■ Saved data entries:
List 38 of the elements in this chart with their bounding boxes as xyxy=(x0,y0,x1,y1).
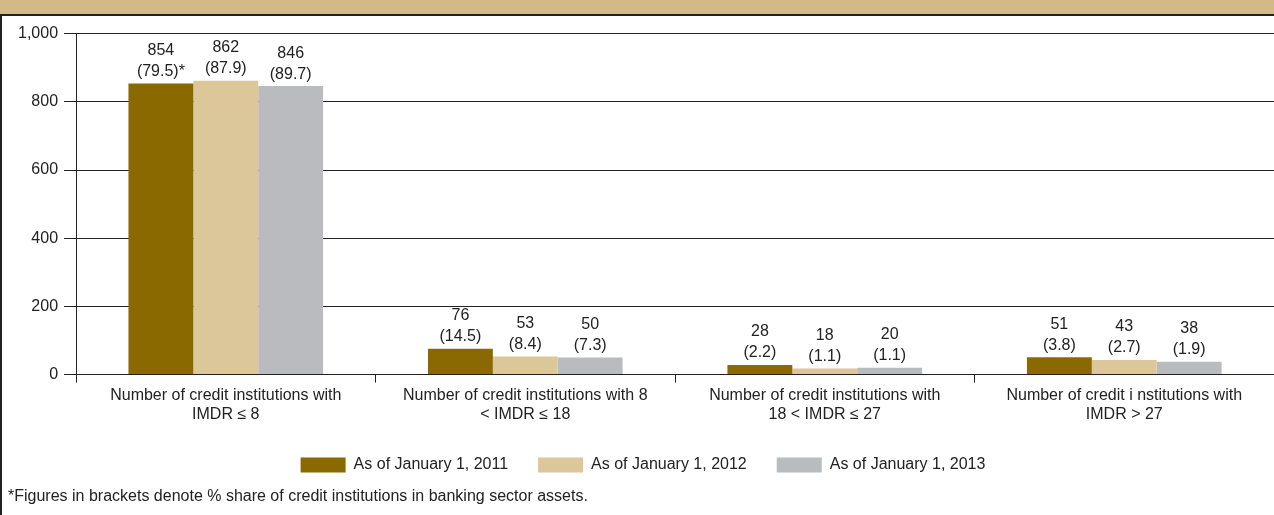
data-label: 846 (89.7) xyxy=(269,43,312,82)
data-label: 43 (2.7) xyxy=(1107,317,1141,356)
data-label: 854 (79.5)* xyxy=(136,40,185,79)
bar xyxy=(1026,357,1092,375)
x-tick-label: Number of credit institutions with IMDR ≤ 8 xyxy=(110,385,342,422)
data-label: 28 (2.2) xyxy=(743,322,777,361)
data-label: 51 (3.8) xyxy=(1042,314,1076,353)
y-tick-label: 1,000 xyxy=(17,24,59,42)
bar xyxy=(193,80,259,375)
y-tick-label: 0 xyxy=(49,365,59,383)
bar xyxy=(492,356,558,375)
bar xyxy=(128,83,194,375)
bar xyxy=(857,367,923,375)
data-label: 18 (1.1) xyxy=(808,325,842,364)
bar xyxy=(1091,359,1157,375)
data-label: 76 (14.5) xyxy=(439,306,482,345)
y-tick-label: 600 xyxy=(31,160,59,178)
data-label: 50 (7.3) xyxy=(573,314,607,353)
bar xyxy=(427,348,493,375)
data-label: 53 (8.4) xyxy=(508,313,542,352)
bar xyxy=(557,357,623,375)
legend-label: As of January 1, 2011 xyxy=(353,455,509,473)
x-tick-label: Number of credit institutions with 8 < IMDR ≤ 18 xyxy=(403,385,648,422)
bar xyxy=(727,365,793,375)
data-label: 20 (1.1) xyxy=(873,325,907,364)
text: *Figures in brackets denote % share of credit institutions in banking sector assets. xyxy=(8,487,588,505)
bar xyxy=(792,368,858,375)
bar xyxy=(258,86,324,375)
data-label: 38 (1.9) xyxy=(1172,319,1206,358)
x-tick-label: Number of credit i nstitutions with IMDR > 27 xyxy=(1006,385,1243,422)
bar xyxy=(1156,361,1222,375)
y-tick-label: 200 xyxy=(31,296,59,314)
y-tick-label: 800 xyxy=(31,92,59,110)
y-tick-label: 400 xyxy=(31,228,59,246)
legend-label: As of January 1, 2012 xyxy=(591,455,747,473)
x-tick-label: Number of credit institutions with 18 < IMDR ≤ 27 xyxy=(709,385,941,422)
data-label: 862 (87.9) xyxy=(204,38,247,77)
legend-label: As of January 1, 2013 xyxy=(829,455,986,473)
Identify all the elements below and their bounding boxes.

■ Your task: Retype every line of the items above without changing anything, and omit the pictures from your answer.

■ Finished exercise:
List 38 of the elements in this chart with their bounding boxes as xyxy=(x0,y0,x1,y1).
data-label: 846 (89.7) xyxy=(269,43,312,82)
data-label: 43 (2.7) xyxy=(1107,317,1141,356)
data-label: 854 (79.5)* xyxy=(136,40,185,79)
bar xyxy=(1026,357,1092,375)
x-tick-label: Number of credit institutions with IMDR ≤ 8 xyxy=(110,385,342,422)
data-label: 28 (2.2) xyxy=(743,322,777,361)
data-label: 51 (3.8) xyxy=(1042,314,1076,353)
y-tick-label: 1,000 xyxy=(17,24,59,42)
bar xyxy=(193,80,259,375)
y-tick-label: 0 xyxy=(49,365,59,383)
bar xyxy=(492,356,558,375)
bar xyxy=(128,83,194,375)
bar xyxy=(857,367,923,375)
data-label: 18 (1.1) xyxy=(808,325,842,364)
bar xyxy=(1091,359,1157,375)
data-label: 76 (14.5) xyxy=(439,306,482,345)
y-tick-label: 600 xyxy=(31,160,59,178)
data-label: 50 (7.3) xyxy=(573,314,607,353)
bar xyxy=(427,348,493,375)
data-label: 53 (8.4) xyxy=(508,313,542,352)
bar xyxy=(557,357,623,375)
legend-label: As of January 1, 2011 xyxy=(353,455,509,473)
x-tick-label: Number of credit institutions with 8 < IMDR ≤ 18 xyxy=(403,385,648,422)
bar xyxy=(727,365,793,375)
data-label: 20 (1.1) xyxy=(873,325,907,364)
text: *Figures in brackets denote % share of credit institutions in banking sector assets. xyxy=(8,487,588,505)
bar xyxy=(792,368,858,375)
bar xyxy=(258,86,324,375)
data-label: 38 (1.9) xyxy=(1172,319,1206,358)
x-tick-label: Number of credit i nstitutions with IMDR > 27 xyxy=(1006,385,1243,422)
bar xyxy=(1156,361,1222,375)
y-tick-label: 200 xyxy=(31,296,59,314)
y-tick-label: 800 xyxy=(31,92,59,110)
y-tick-label: 400 xyxy=(31,228,59,246)
legend-label: As of January 1, 2012 xyxy=(591,455,747,473)
x-tick-label: Number of credit institutions with 18 < IMDR ≤ 27 xyxy=(709,385,941,422)
data-label: 862 (87.9) xyxy=(204,38,247,77)
legend-label: As of January 1, 2013 xyxy=(829,455,986,473)
Identify all the elements below and their bounding boxes.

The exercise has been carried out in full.